Your output must consist solely of the lines from the one containing "What does this" through the end of the records, reproduced exactly.
┄┄┄┄┄┄
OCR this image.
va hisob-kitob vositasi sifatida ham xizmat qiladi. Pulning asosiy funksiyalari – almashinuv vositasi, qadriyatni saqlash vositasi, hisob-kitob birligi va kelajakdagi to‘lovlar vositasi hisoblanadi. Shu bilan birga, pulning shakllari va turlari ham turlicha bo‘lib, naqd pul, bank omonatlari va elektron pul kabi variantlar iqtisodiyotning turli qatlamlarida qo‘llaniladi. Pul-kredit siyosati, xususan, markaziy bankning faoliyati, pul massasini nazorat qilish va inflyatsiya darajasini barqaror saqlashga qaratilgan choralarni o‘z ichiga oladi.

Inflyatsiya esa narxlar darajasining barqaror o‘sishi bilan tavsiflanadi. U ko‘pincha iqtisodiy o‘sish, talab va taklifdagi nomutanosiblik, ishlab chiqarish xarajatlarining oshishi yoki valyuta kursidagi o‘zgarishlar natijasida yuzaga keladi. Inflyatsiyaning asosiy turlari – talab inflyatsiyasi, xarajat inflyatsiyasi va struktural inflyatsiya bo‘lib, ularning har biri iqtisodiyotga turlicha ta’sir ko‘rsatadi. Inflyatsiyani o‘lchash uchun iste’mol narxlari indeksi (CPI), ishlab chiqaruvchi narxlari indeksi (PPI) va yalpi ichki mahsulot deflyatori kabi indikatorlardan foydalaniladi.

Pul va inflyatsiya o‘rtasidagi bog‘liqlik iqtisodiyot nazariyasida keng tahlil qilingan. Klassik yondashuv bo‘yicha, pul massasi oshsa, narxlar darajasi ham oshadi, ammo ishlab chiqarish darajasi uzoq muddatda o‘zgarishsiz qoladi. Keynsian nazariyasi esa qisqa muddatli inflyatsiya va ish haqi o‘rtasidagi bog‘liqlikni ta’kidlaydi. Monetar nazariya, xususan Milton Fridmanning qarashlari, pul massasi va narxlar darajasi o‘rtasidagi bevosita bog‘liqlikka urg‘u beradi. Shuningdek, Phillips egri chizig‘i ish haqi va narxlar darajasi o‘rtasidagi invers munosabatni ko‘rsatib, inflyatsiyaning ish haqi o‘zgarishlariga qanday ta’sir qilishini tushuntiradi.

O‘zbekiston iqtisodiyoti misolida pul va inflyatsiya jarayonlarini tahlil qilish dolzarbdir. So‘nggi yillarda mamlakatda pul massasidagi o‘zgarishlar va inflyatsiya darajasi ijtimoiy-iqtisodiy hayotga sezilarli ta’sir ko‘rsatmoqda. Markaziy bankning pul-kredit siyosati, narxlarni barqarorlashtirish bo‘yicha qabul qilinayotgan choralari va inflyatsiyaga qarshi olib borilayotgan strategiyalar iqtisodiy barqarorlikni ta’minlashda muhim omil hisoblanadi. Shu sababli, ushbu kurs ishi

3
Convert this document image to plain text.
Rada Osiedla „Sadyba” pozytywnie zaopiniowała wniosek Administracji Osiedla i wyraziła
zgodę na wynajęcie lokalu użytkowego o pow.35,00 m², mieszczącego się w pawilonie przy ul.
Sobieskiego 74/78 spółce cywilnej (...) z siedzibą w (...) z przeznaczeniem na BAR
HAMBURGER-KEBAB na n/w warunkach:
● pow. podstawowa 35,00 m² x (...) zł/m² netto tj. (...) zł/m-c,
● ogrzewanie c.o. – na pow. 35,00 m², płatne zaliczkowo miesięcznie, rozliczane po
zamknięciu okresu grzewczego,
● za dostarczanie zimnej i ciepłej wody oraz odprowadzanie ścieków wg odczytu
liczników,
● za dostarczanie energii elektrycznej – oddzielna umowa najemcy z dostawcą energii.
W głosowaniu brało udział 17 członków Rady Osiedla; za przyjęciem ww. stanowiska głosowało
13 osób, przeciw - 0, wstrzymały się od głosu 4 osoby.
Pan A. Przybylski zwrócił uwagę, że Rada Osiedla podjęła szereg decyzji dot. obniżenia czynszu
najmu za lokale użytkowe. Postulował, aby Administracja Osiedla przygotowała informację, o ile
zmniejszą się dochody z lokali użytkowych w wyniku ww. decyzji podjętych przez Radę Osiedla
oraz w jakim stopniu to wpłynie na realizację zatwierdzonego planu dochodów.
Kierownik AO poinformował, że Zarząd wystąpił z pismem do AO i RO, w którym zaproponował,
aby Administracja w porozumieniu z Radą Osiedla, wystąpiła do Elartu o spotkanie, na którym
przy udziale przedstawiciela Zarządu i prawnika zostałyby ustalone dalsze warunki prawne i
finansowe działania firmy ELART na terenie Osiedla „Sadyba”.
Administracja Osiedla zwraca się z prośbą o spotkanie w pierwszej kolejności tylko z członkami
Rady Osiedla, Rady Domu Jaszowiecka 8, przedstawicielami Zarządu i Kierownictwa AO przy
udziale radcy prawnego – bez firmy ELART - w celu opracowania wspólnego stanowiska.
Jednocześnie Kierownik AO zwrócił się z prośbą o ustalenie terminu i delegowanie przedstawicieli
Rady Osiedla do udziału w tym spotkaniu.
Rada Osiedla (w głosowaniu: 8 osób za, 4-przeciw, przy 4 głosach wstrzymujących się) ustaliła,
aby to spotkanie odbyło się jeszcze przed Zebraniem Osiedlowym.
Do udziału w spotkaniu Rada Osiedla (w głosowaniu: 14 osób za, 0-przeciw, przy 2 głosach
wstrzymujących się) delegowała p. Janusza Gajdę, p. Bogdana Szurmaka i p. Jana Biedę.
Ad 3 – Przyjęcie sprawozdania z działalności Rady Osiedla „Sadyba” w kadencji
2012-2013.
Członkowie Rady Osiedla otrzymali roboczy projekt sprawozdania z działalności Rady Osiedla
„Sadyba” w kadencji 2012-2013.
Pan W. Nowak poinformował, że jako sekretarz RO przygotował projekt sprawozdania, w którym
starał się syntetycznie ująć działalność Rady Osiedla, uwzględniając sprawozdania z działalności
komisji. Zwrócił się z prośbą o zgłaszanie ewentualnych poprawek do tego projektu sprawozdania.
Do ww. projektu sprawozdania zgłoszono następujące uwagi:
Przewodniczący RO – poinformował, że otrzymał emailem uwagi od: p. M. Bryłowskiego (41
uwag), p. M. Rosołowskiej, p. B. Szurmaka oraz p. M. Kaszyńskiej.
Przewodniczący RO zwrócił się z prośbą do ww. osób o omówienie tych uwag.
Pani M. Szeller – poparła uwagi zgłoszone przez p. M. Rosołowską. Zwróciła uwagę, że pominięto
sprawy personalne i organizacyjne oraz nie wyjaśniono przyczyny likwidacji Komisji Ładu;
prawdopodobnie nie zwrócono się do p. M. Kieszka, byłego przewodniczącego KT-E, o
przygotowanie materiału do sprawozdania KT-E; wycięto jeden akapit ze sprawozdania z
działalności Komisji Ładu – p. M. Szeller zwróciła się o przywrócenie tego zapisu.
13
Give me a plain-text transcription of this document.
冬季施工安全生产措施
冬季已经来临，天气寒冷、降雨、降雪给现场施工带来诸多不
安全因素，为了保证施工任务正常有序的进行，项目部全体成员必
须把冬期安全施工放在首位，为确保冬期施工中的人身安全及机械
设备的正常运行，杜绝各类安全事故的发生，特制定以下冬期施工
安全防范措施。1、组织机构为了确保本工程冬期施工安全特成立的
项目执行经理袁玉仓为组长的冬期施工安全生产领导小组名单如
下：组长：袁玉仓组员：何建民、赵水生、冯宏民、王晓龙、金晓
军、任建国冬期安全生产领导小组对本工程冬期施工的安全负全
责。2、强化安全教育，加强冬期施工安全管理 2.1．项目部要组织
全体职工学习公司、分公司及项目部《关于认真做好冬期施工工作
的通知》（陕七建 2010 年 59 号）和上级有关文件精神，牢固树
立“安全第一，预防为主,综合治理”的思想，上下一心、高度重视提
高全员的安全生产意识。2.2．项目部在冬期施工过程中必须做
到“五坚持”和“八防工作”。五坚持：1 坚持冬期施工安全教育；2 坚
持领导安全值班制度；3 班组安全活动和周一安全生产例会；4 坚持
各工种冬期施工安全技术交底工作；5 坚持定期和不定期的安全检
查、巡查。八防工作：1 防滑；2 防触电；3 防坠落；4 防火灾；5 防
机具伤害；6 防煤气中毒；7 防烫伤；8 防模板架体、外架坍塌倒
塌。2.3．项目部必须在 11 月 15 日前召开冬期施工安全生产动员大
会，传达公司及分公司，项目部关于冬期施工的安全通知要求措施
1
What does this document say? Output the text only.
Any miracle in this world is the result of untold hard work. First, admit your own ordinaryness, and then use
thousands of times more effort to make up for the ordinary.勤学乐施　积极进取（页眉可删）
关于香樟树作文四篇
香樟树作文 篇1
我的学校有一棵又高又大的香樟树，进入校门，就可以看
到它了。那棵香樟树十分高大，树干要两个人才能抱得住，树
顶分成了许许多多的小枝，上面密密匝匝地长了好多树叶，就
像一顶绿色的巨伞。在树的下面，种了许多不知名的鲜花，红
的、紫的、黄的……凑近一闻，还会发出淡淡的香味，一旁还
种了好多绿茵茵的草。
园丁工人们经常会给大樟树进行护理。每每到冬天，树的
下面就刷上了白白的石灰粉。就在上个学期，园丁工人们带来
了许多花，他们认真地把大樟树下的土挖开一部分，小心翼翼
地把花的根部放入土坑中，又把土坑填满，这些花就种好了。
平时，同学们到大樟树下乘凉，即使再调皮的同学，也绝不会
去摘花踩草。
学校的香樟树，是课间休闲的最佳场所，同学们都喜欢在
┄┄┄┄┄┄
### Reply
What does this document say? Output the text only.
Any miracle in this world is the result of untold hard work. First, admit your own ordinaryness, and then use
thousands of times more effort to make up for the ordinary.勤学乐施　积极进取（页眉可删）
关于香樟树作文四篇
香樟树作文 篇1
我的学校有一棵又高又大的香樟树，进入校门，就可以看
到它了。那棵香樟树十分高大，树干要两个人才能抱得住，树
顶分成了许许多多的小枝，上面密密匝匝地长了好多树叶，就
像一顶绿色的巨伞。在树的下面，种了许多不知名的鲜花，红
的、紫的、黄的……凑近一闻，还会发出淡淡的香味，一旁还
种了好多绿茵茵的草。
园丁工人们经常会给大樟树进行护理。每每到冬天，树的
下面就刷上了白白的石灰粉。就在上个学期，园丁工人们带来
了许多花，他们认真地把大樟树下的土挖开一部分，小心翼翼
地把花的根部放入土坑中，又把土坑填满，这些花就种好了。
平时，同学们到大樟树下乘凉，即使再调皮的同学，也绝不会
去摘花踩草。
学校的香樟树，是课间休闲的最佳场所，同学们都喜欢在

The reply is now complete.